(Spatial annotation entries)
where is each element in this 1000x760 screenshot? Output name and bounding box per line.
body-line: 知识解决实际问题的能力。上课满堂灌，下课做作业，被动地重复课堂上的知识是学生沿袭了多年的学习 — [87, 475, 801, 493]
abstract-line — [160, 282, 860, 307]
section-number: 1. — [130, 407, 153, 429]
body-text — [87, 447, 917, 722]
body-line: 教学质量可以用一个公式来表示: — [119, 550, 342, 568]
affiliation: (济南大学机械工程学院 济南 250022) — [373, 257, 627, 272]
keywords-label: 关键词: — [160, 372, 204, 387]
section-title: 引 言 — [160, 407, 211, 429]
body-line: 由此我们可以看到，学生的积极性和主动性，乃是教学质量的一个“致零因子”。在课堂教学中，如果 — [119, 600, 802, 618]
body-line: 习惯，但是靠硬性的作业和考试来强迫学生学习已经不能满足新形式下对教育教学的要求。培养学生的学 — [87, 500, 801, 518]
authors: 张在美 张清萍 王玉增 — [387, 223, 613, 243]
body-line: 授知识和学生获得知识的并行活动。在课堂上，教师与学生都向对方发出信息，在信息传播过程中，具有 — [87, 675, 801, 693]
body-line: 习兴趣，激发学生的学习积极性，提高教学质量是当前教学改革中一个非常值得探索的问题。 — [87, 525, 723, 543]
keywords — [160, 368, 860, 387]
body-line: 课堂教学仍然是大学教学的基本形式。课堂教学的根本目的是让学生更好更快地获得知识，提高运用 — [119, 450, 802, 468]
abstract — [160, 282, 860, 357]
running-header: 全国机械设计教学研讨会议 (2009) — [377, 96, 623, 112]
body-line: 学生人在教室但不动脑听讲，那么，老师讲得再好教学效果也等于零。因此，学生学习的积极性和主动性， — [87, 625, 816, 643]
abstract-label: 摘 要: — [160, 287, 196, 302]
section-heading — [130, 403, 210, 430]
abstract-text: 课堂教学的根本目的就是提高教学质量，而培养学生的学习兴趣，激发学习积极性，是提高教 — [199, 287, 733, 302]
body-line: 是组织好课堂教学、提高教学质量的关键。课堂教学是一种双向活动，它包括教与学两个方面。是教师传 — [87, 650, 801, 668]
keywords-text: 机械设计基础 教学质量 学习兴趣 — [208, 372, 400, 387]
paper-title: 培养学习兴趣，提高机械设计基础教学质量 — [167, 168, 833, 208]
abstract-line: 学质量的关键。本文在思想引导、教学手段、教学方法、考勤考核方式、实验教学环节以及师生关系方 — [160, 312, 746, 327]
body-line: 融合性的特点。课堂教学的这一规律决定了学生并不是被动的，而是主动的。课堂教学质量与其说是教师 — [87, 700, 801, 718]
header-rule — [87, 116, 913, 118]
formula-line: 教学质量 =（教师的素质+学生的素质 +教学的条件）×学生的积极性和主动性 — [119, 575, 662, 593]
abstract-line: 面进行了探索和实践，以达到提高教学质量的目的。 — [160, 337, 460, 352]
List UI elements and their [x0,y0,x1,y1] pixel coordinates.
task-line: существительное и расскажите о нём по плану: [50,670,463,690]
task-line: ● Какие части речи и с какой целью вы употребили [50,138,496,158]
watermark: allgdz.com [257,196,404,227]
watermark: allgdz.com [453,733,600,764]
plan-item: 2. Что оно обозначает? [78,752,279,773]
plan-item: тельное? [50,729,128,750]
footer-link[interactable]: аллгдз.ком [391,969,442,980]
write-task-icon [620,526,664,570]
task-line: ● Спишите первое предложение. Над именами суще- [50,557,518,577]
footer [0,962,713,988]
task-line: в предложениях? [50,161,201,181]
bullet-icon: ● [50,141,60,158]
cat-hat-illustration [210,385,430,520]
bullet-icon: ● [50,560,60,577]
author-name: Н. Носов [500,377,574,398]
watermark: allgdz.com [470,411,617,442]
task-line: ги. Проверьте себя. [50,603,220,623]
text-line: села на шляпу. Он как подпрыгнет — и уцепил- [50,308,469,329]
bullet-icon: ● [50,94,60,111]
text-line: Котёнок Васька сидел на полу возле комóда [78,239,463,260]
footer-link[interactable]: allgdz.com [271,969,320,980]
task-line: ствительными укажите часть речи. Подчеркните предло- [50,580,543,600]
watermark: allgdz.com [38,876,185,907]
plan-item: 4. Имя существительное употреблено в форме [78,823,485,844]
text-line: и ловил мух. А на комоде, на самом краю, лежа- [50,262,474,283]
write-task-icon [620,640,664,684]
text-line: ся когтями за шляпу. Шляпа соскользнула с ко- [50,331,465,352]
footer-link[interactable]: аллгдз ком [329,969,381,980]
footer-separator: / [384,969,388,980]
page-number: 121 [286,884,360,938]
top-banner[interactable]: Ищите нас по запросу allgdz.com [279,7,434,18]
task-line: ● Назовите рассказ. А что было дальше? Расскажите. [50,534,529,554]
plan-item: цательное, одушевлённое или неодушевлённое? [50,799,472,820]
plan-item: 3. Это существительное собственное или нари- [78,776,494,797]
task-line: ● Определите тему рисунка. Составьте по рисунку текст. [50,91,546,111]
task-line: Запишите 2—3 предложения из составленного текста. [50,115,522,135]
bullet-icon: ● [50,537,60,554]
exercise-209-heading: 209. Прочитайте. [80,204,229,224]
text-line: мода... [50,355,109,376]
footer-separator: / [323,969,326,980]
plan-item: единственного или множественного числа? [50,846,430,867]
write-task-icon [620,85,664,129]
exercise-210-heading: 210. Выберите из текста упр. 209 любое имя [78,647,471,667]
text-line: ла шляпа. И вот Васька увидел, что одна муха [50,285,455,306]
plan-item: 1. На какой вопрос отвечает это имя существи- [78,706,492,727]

**EXERCISE DIRECTIONS:** Print all of the rows above again, character for character and in the same order.

**RESULT OF THIS EXERCISE:**
where is each element in this 1000x760 screenshot? Output name and bounding box per line.
body-line: 知识解决实际问题的能力。上课满堂灌，下课做作业，被动地重复课堂上的知识是学生沿袭了多年的学习 — [87, 475, 801, 493]
abstract-line — [160, 282, 860, 307]
section-number: 1. — [130, 407, 153, 429]
body-text — [87, 447, 917, 722]
body-line: 教学质量可以用一个公式来表示: — [119, 550, 342, 568]
affiliation: (济南大学机械工程学院 济南 250022) — [373, 257, 627, 272]
keywords-label: 关键词: — [160, 372, 204, 387]
section-title: 引 言 — [160, 407, 211, 429]
body-line: 由此我们可以看到，学生的积极性和主动性，乃是教学质量的一个“致零因子”。在课堂教学中，如果 — [119, 600, 802, 618]
body-line: 习惯，但是靠硬性的作业和考试来强迫学生学习已经不能满足新形式下对教育教学的要求。培养学生的学 — [87, 500, 801, 518]
authors: 张在美 张清萍 王玉增 — [387, 223, 613, 243]
body-line: 授知识和学生获得知识的并行活动。在课堂上，教师与学生都向对方发出信息，在信息传播过程中，具有 — [87, 675, 801, 693]
body-line: 习兴趣，激发学生的学习积极性，提高教学质量是当前教学改革中一个非常值得探索的问题。 — [87, 525, 723, 543]
keywords — [160, 368, 860, 387]
body-line: 课堂教学仍然是大学教学的基本形式。课堂教学的根本目的是让学生更好更快地获得知识，提高运用 — [119, 450, 802, 468]
abstract — [160, 282, 860, 357]
running-header: 全国机械设计教学研讨会议 (2009) — [377, 96, 623, 112]
body-line: 学生人在教室但不动脑听讲，那么，老师讲得再好教学效果也等于零。因此，学生学习的积极性和主动性， — [87, 625, 816, 643]
abstract-label: 摘 要: — [160, 287, 196, 302]
section-heading — [130, 403, 210, 430]
abstract-text: 课堂教学的根本目的就是提高教学质量，而培养学生的学习兴趣，激发学习积极性，是提高教 — [199, 287, 733, 302]
body-line: 是组织好课堂教学、提高教学质量的关键。课堂教学是一种双向活动，它包括教与学两个方面。是教师传 — [87, 650, 801, 668]
keywords-text: 机械设计基础 教学质量 学习兴趣 — [208, 372, 400, 387]
paper-title: 培养学习兴趣，提高机械设计基础教学质量 — [167, 168, 833, 208]
abstract-line: 学质量的关键。本文在思想引导、教学手段、教学方法、考勤考核方式、实验教学环节以及师生关系方 — [160, 312, 746, 327]
body-line: 融合性的特点。课堂教学的这一规律决定了学生并不是被动的，而是主动的。课堂教学质量与其说是教师 — [87, 700, 801, 718]
header-rule — [87, 116, 913, 118]
formula-line: 教学质量 =（教师的素质+学生的素质 +教学的条件）×学生的积极性和主动性 — [119, 575, 662, 593]
abstract-line: 面进行了探索和实践，以达到提高教学质量的目的。 — [160, 337, 460, 352]
List UI elements and their [x0,y0,x1,y1] pixel coordinates.
task-line: существительное и расскажите о нём по плану: [50,670,463,690]
task-line: ● Какие части речи и с какой целью вы употребили [50,138,496,158]
watermark: allgdz.com [257,196,404,227]
watermark: allgdz.com [453,733,600,764]
plan-item: 2. Что оно обозначает? [78,752,279,773]
plan-item: тельное? [50,729,128,750]
footer-link[interactable]: аллгдз.ком [391,969,442,980]
write-task-icon [620,526,664,570]
task-line: ● Спишите первое предложение. Над именами суще- [50,557,518,577]
footer [0,962,713,988]
task-line: в предложениях? [50,161,201,181]
bullet-icon: ● [50,141,60,158]
cat-hat-illustration [210,385,430,520]
bullet-icon: ● [50,560,60,577]
author-name: Н. Носов [500,377,574,398]
watermark: allgdz.com [470,411,617,442]
task-line: ги. Проверьте себя. [50,603,220,623]
text-line: села на шляпу. Он как подпрыгнет — и уцепил- [50,308,469,329]
bullet-icon: ● [50,94,60,111]
text-line: Котёнок Васька сидел на полу возле комóда [78,239,463,260]
footer-link[interactable]: allgdz.com [271,969,320,980]
task-line: ствительными укажите часть речи. Подчеркните предло- [50,580,543,600]
watermark: allgdz.com [38,876,185,907]
plan-item: 4. Имя существительное употреблено в форме [78,823,485,844]
text-line: и ловил мух. А на комоде, на самом краю, лежа- [50,262,474,283]
write-task-icon [620,640,664,684]
text-line: ся когтями за шляпу. Шляпа соскользнула с ко- [50,331,465,352]
footer-link[interactable]: аллгдз ком [329,969,381,980]
footer-separator: / [384,969,388,980]
page-number: 121 [286,884,360,938]
top-banner[interactable]: Ищите нас по запросу allgdz.com [279,7,434,18]
task-line: ● Назовите рассказ. А что было дальше? Расскажите. [50,534,529,554]
plan-item: цательное, одушевлённое или неодушевлённое? [50,799,472,820]
plan-item: 3. Это существительное собственное или нари- [78,776,494,797]
task-line: ● Определите тему рисунка. Составьте по рисунку текст. [50,91,546,111]
task-line: Запишите 2—3 предложения из составленного текста. [50,115,522,135]
bullet-icon: ● [50,537,60,554]
exercise-209-heading: 209. Прочитайте. [80,204,229,224]
text-line: мода... [50,355,109,376]
footer-separator: / [323,969,326,980]
plan-item: единственного или множественного числа? [50,846,430,867]
write-task-icon [620,85,664,129]
exercise-210-heading: 210. Выберите из текста упр. 209 любое имя [78,647,471,667]
text-line: ла шляпа. И вот Васька увидел, что одна муха [50,285,455,306]
plan-item: 1. На какой вопрос отвечает это имя существи- [78,706,492,727]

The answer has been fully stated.